> **REQUEST**
Where a line of the listing below includes the word "Bluetooth", reproduce that line.

[Data extracted from a collection]
——————————

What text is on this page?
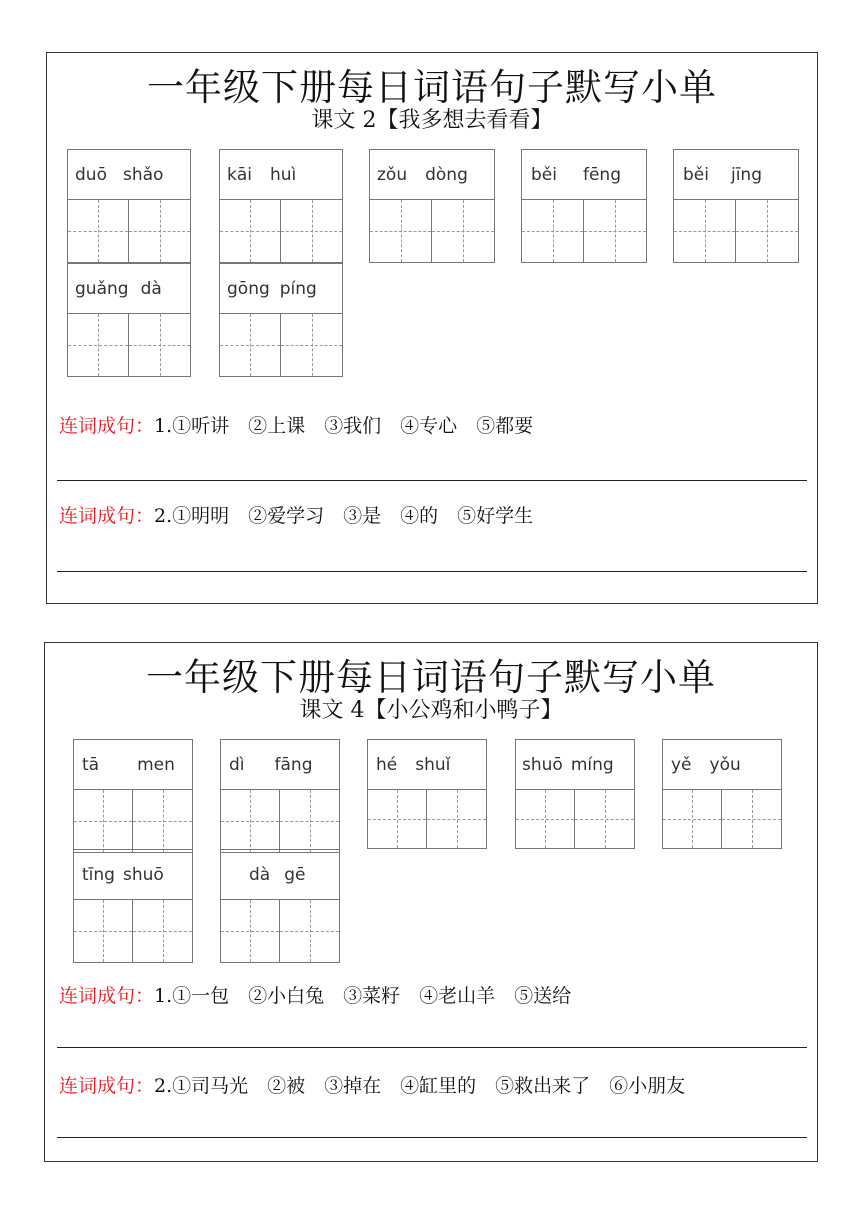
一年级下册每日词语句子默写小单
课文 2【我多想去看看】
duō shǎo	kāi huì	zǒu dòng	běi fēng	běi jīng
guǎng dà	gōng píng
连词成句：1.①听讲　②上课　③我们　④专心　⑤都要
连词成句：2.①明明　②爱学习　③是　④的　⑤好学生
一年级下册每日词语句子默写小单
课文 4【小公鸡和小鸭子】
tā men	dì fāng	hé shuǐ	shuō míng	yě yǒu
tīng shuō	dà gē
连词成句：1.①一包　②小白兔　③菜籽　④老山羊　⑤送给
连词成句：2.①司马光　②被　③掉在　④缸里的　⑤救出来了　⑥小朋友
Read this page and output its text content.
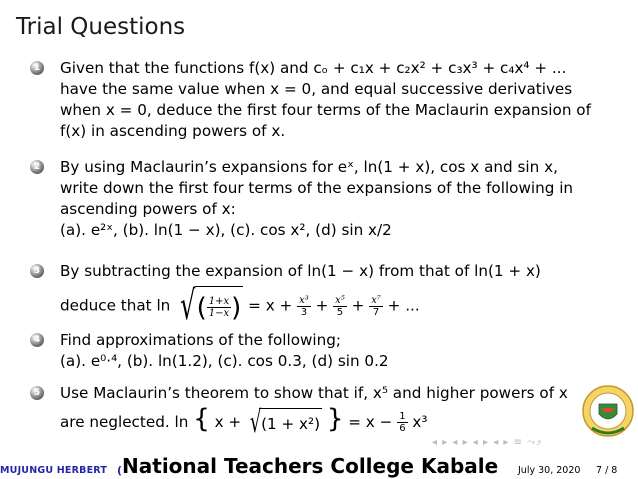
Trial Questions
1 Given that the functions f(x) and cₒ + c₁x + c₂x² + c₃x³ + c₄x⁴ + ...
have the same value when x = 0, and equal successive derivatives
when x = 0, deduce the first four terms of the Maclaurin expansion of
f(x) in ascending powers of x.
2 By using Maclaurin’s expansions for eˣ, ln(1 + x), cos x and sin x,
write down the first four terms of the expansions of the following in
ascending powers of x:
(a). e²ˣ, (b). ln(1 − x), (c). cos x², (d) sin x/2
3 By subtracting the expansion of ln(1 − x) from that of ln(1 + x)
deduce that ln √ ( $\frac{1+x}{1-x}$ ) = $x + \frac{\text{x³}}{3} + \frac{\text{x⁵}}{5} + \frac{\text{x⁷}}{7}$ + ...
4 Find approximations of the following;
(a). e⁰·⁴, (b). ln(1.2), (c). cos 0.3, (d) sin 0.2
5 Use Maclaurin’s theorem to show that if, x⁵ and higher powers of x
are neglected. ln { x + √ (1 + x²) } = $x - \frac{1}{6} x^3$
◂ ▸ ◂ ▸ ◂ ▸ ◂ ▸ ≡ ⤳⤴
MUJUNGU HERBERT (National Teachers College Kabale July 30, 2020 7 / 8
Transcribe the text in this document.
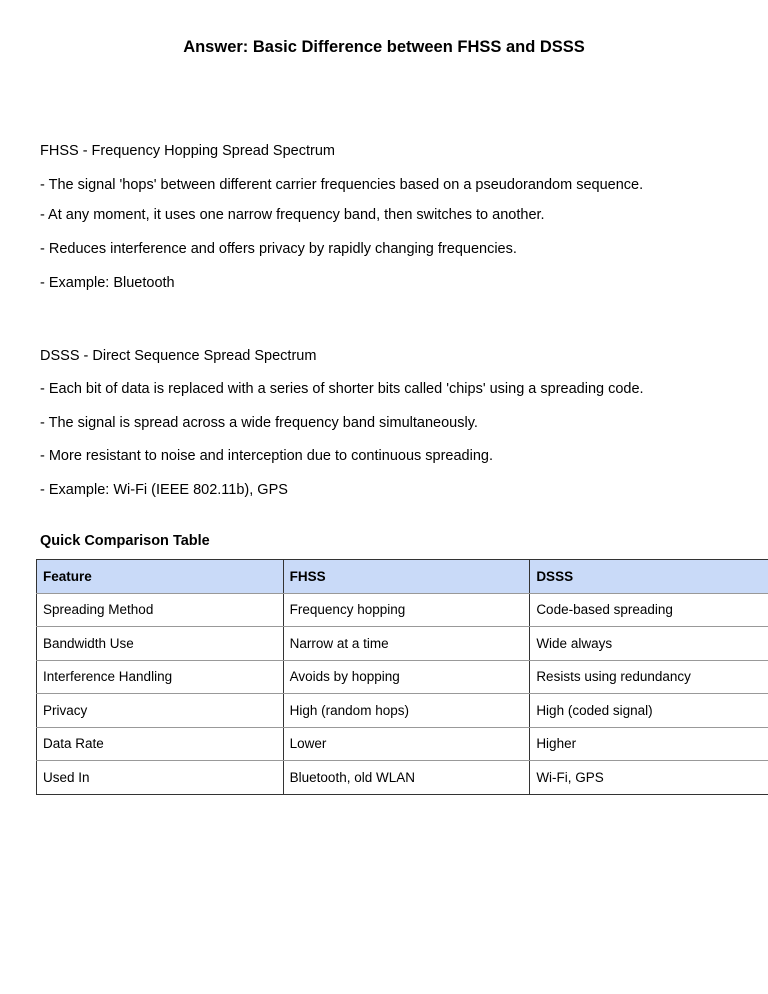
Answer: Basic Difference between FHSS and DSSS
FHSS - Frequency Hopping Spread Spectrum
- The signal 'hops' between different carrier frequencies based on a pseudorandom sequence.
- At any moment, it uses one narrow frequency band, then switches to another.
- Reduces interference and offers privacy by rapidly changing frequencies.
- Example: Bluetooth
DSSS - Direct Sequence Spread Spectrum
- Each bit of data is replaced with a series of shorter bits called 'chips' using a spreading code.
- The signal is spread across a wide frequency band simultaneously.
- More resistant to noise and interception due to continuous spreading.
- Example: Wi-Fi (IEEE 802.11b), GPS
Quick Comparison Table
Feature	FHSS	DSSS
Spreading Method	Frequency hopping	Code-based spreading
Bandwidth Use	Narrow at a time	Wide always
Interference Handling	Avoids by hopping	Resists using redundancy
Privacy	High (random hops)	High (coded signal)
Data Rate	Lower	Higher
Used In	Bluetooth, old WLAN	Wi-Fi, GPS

——————————

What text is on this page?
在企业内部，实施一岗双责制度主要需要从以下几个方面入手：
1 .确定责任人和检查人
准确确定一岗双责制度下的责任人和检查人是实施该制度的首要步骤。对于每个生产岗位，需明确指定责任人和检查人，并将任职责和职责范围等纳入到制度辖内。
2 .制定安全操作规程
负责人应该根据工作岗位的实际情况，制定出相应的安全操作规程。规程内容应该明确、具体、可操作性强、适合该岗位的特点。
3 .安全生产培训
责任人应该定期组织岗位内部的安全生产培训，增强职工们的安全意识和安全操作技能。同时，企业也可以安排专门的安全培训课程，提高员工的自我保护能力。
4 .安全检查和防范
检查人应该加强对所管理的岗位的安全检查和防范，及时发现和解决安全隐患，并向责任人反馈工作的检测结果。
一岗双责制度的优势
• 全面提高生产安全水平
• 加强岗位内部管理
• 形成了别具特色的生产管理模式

——————————

> **RESPONSE TO THE EXERCISE**
- Example: Bluetooth
Used In	Bluetooth, old WLAN	Wi-Fi, GPS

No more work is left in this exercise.